STATED GOAL:
Reproduce the records below exactly, leaving out any pictures.

── TASK INPUT

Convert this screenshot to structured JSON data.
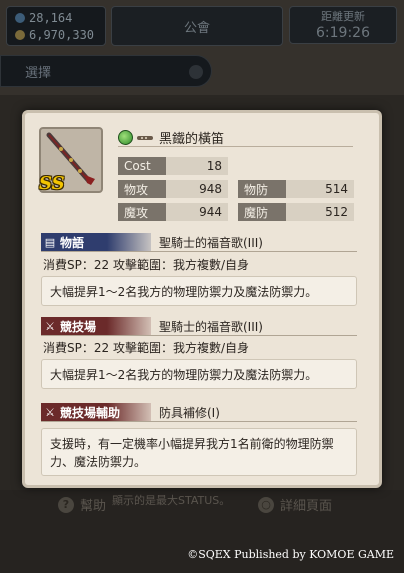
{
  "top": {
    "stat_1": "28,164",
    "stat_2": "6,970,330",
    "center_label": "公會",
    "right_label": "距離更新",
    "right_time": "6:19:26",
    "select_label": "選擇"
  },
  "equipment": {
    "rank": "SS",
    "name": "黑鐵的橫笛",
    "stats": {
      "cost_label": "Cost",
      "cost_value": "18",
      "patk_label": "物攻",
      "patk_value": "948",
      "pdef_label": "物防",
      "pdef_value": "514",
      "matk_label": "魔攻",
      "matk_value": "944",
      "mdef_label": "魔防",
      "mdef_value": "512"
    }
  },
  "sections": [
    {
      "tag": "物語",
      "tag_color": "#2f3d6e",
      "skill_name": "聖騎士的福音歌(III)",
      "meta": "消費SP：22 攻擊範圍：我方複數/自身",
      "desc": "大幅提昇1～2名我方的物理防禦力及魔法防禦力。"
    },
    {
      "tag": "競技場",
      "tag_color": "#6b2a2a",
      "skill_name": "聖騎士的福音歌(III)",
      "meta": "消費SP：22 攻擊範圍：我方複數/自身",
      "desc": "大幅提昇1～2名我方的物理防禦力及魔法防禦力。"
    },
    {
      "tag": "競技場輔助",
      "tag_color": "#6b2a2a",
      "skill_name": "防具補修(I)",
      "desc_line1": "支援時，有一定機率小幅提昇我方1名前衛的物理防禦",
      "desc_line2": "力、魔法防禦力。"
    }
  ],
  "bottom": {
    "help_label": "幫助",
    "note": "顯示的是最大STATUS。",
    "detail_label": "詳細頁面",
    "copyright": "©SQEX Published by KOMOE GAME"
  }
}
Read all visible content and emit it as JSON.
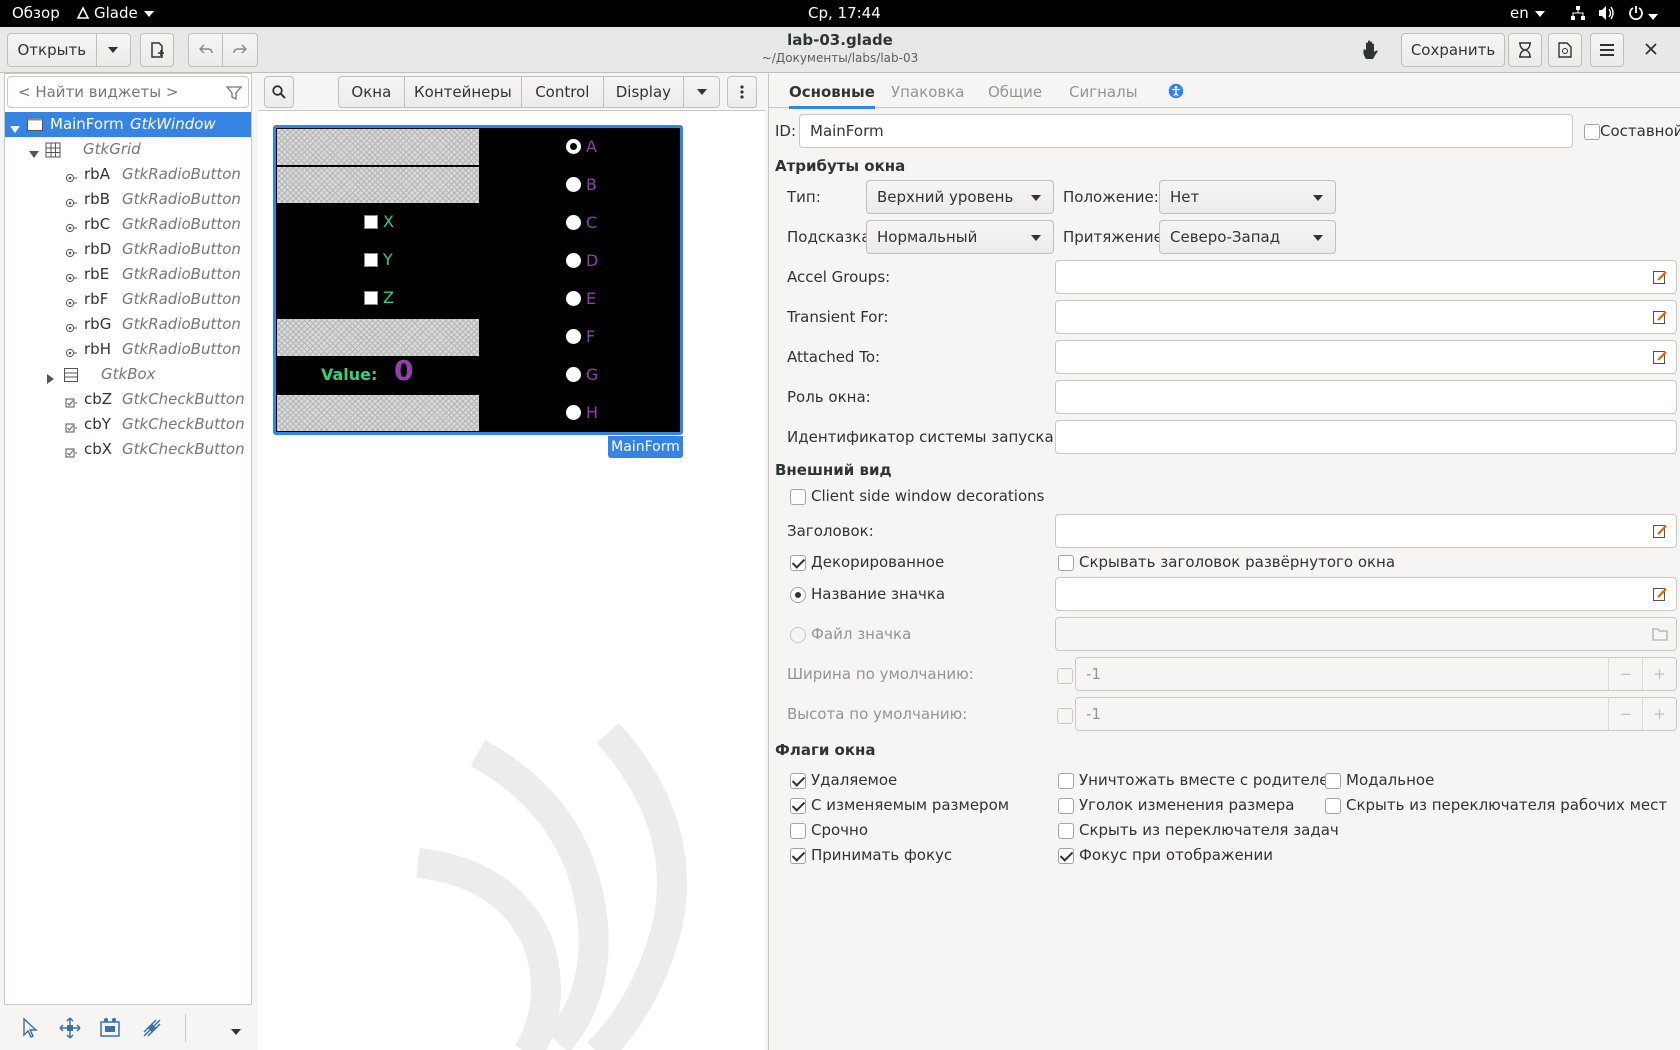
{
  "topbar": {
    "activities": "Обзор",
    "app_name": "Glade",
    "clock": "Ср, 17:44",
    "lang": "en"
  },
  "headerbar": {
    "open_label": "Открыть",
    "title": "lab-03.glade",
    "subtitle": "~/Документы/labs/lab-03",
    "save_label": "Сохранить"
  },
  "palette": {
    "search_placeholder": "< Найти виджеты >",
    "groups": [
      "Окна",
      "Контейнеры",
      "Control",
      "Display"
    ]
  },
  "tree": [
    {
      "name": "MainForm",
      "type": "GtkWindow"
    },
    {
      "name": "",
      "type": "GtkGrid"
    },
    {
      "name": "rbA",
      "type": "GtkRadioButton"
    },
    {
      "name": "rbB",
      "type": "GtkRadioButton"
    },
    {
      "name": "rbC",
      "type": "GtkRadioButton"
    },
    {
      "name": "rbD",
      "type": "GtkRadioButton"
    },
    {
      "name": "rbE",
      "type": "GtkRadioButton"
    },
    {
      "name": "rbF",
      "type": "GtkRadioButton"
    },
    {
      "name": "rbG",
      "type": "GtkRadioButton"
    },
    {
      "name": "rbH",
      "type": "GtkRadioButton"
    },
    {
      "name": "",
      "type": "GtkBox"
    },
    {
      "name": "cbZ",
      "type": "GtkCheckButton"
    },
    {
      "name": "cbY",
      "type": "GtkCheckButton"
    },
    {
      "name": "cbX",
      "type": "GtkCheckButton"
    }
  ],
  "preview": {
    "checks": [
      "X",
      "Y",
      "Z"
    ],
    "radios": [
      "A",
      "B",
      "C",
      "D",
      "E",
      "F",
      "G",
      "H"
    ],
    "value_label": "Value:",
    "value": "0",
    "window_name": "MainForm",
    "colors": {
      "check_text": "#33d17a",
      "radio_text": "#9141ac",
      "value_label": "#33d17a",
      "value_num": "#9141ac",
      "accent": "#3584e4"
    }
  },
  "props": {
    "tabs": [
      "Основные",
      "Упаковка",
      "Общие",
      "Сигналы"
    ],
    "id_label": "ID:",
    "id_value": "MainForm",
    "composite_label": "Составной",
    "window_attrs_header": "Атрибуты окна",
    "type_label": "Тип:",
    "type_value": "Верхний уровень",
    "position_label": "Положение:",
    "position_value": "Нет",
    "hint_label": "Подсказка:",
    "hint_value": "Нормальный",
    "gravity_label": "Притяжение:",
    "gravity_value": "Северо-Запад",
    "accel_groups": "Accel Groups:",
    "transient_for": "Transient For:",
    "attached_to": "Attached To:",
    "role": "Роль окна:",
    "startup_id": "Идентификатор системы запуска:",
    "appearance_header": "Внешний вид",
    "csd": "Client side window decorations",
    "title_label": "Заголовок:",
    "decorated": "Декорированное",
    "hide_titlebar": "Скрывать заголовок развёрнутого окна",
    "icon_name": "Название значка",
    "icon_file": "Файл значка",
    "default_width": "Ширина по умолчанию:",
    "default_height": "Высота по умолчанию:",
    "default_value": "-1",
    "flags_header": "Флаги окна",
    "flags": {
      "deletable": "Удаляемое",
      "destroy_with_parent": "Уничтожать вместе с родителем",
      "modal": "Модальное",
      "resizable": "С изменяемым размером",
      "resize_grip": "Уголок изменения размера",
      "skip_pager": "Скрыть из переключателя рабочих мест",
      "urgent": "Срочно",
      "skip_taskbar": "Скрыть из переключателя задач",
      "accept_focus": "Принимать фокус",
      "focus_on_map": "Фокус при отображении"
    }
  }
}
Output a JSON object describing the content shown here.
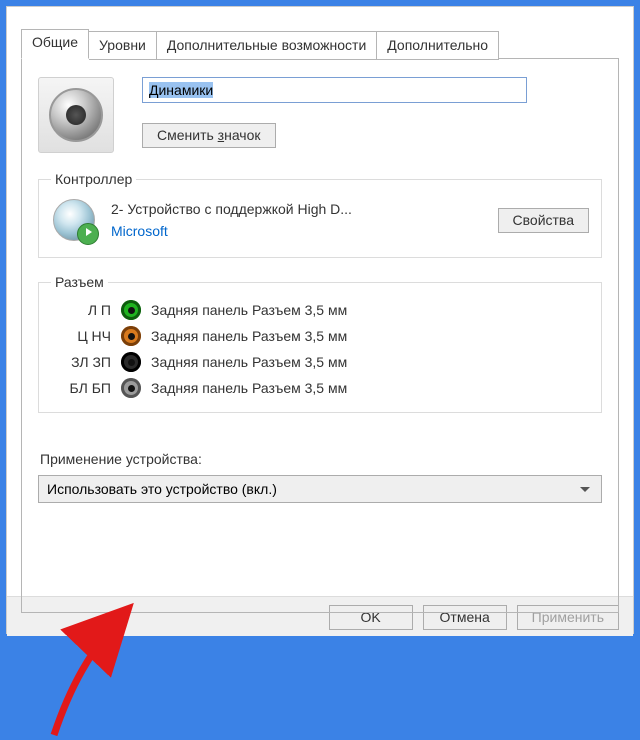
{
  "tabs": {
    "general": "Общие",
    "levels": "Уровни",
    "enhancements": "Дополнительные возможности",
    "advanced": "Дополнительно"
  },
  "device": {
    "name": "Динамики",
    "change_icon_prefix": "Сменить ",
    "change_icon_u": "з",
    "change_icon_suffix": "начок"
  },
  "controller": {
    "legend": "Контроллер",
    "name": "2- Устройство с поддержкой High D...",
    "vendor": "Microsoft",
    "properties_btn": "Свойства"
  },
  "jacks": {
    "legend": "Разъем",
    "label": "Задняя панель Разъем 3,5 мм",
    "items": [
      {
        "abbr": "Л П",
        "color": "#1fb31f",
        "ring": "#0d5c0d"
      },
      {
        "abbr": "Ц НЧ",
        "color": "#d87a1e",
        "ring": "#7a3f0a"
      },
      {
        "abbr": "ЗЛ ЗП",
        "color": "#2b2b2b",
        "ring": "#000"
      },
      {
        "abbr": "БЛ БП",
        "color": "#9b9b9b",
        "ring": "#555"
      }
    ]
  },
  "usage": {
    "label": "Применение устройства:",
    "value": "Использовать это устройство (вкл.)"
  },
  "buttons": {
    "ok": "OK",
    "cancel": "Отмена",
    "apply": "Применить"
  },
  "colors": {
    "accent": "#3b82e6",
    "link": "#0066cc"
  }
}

────

RESPONSE TO THE EXERCISE:
Convert this screenshot to structured JSON data.
{
  "top": {
    "stat_1": "28,164",
    "stat_2": "6,970,330",
    "center_label": "公會",
    "right_label": "距離更新",
    "right_time": "6:19:26",
    "select_label": "選擇"
  },
  "equipment": {
    "rank": "SS",
    "name": "黑鐵的橫笛",
    "stats": {
      "cost_label": "Cost",
      "cost_value": "18",
      "patk_label": "物攻",
      "patk_value": "948",
      "pdef_label": "物防",
      "pdef_value": "514",
      "matk_label": "魔攻",
      "matk_value": "944",
      "mdef_label": "魔防",
      "mdef_value": "512"
    }
  },
  "sections": [
    {
      "tag": "物語",
      "tag_color": "#2f3d6e",
      "skill_name": "聖騎士的福音歌(III)",
      "meta": "消費SP：22 攻擊範圍：我方複數/自身",
      "desc": "大幅提昇1～2名我方的物理防禦力及魔法防禦力。"
    },
    {
      "tag": "競技場",
      "tag_color": "#6b2a2a",
      "skill_name": "聖騎士的福音歌(III)",
      "meta": "消費SP：22 攻擊範圍：我方複數/自身",
      "desc": "大幅提昇1～2名我方的物理防禦力及魔法防禦力。"
    },
    {
      "tag": "競技場輔助",
      "tag_color": "#6b2a2a",
      "skill_name": "防具補修(I)",
      "desc_line1": "支援時，有一定機率小幅提昇我方1名前衛的物理防禦",
      "desc_line2": "力、魔法防禦力。"
    }
  ],
  "bottom": {
    "help_label": "幫助",
    "note": "顯示的是最大STATUS。",
    "detail_label": "詳細頁面",
    "copyright": "©SQEX Published by KOMOE GAME"
  }
}
Read all visible content and emit it as JSON.
{
  "topbar": {
    "activities": "Обзор",
    "app_name": "Glade",
    "clock": "Ср, 17:44",
    "lang": "en"
  },
  "headerbar": {
    "open_label": "Открыть",
    "title": "lab-03.glade",
    "subtitle": "~/Документы/labs/lab-03",
    "save_label": "Сохранить"
  },
  "palette": {
    "search_placeholder": "< Найти виджеты >",
    "groups": [
      "Окна",
      "Контейнеры",
      "Control",
      "Display"
    ]
  },
  "tree": [
    {
      "name": "MainForm",
      "type": "GtkWindow"
    },
    {
      "name": "",
      "type": "GtkGrid"
    },
    {
      "name": "rbA",
      "type": "GtkRadioButton"
    },
    {
      "name": "rbB",
      "type": "GtkRadioButton"
    },
    {
      "name": "rbC",
      "type": "GtkRadioButton"
    },
    {
      "name": "rbD",
      "type": "GtkRadioButton"
    },
    {
      "name": "rbE",
      "type": "GtkRadioButton"
    },
    {
      "name": "rbF",
      "type": "GtkRadioButton"
    },
    {
      "name": "rbG",
      "type": "GtkRadioButton"
    },
    {
      "name": "rbH",
      "type": "GtkRadioButton"
    },
    {
      "name": "",
      "type": "GtkBox"
    },
    {
      "name": "cbZ",
      "type": "GtkCheckButton"
    },
    {
      "name": "cbY",
      "type": "GtkCheckButton"
    },
    {
      "name": "cbX",
      "type": "GtkCheckButton"
    }
  ],
  "preview": {
    "checks": [
      "X",
      "Y",
      "Z"
    ],
    "radios": [
      "A",
      "B",
      "C",
      "D",
      "E",
      "F",
      "G",
      "H"
    ],
    "value_label": "Value:",
    "value": "0",
    "window_name": "MainForm",
    "colors": {
      "check_text": "#33d17a",
      "radio_text": "#9141ac",
      "value_label": "#33d17a",
      "value_num": "#9141ac",
      "accent": "#3584e4"
    }
  },
  "props": {
    "tabs": [
      "Основные",
      "Упаковка",
      "Общие",
      "Сигналы"
    ],
    "id_label": "ID:",
    "id_value": "MainForm",
    "composite_label": "Составной",
    "window_attrs_header": "Атрибуты окна",
    "type_label": "Тип:",
    "type_value": "Верхний уровень",
    "position_label": "Положение:",
    "position_value": "Нет",
    "hint_label": "Подсказка:",
    "hint_value": "Нормальный",
    "gravity_label": "Притяжение:",
    "gravity_value": "Северо-Запад",
    "accel_groups": "Accel Groups:",
    "transient_for": "Transient For:",
    "attached_to": "Attached To:",
    "role": "Роль окна:",
    "startup_id": "Идентификатор системы запуска:",
    "appearance_header": "Внешний вид",
    "csd": "Client side window decorations",
    "title_label": "Заголовок:",
    "decorated": "Декорированное",
    "hide_titlebar": "Скрывать заголовок развёрнутого окна",
    "icon_name": "Название значка",
    "icon_file": "Файл значка",
    "default_width": "Ширина по умолчанию:",
    "default_height": "Высота по умолчанию:",
    "default_value": "-1",
    "flags_header": "Флаги окна",
    "flags": {
      "deletable": "Удаляемое",
      "destroy_with_parent": "Уничтожать вместе с родителем",
      "modal": "Модальное",
      "resizable": "С изменяемым размером",
      "resize_grip": "Уголок изменения размера",
      "skip_pager": "Скрыть из переключателя рабочих мест",
      "urgent": "Срочно",
      "skip_taskbar": "Скрыть из переключателя задач",
      "accept_focus": "Принимать фокус",
      "focus_on_map": "Фокус при отображении"
    }
  }
}
Output a JSON object describing the content shown here.
{
  "tabs": {
    "general": "Общие",
    "levels": "Уровни",
    "enhancements": "Дополнительные возможности",
    "advanced": "Дополнительно"
  },
  "device": {
    "name": "Динамики",
    "change_icon_prefix": "Сменить ",
    "change_icon_u": "з",
    "change_icon_suffix": "начок"
  },
  "controller": {
    "legend": "Контроллер",
    "name": "2- Устройство с поддержкой High D...",
    "vendor": "Microsoft",
    "properties_btn": "Свойства"
  },
  "jacks": {
    "legend": "Разъем",
    "label": "Задняя панель Разъем 3,5 мм",
    "items": [
      {
        "abbr": "Л П",
        "color": "#1fb31f",
        "ring": "#0d5c0d"
      },
      {
        "abbr": "Ц НЧ",
        "color": "#d87a1e",
        "ring": "#7a3f0a"
      },
      {
        "abbr": "ЗЛ ЗП",
        "color": "#2b2b2b",
        "ring": "#000"
      },
      {
        "abbr": "БЛ БП",
        "color": "#9b9b9b",
        "ring": "#555"
      }
    ]
  },
  "usage": {
    "label": "Применение устройства:",
    "value": "Использовать это устройство (вкл.)"
  },
  "buttons": {
    "ok": "OK",
    "cancel": "Отмена",
    "apply": "Применить"
  },
  "colors": {
    "accent": "#3b82e6",
    "link": "#0066cc"
  }
}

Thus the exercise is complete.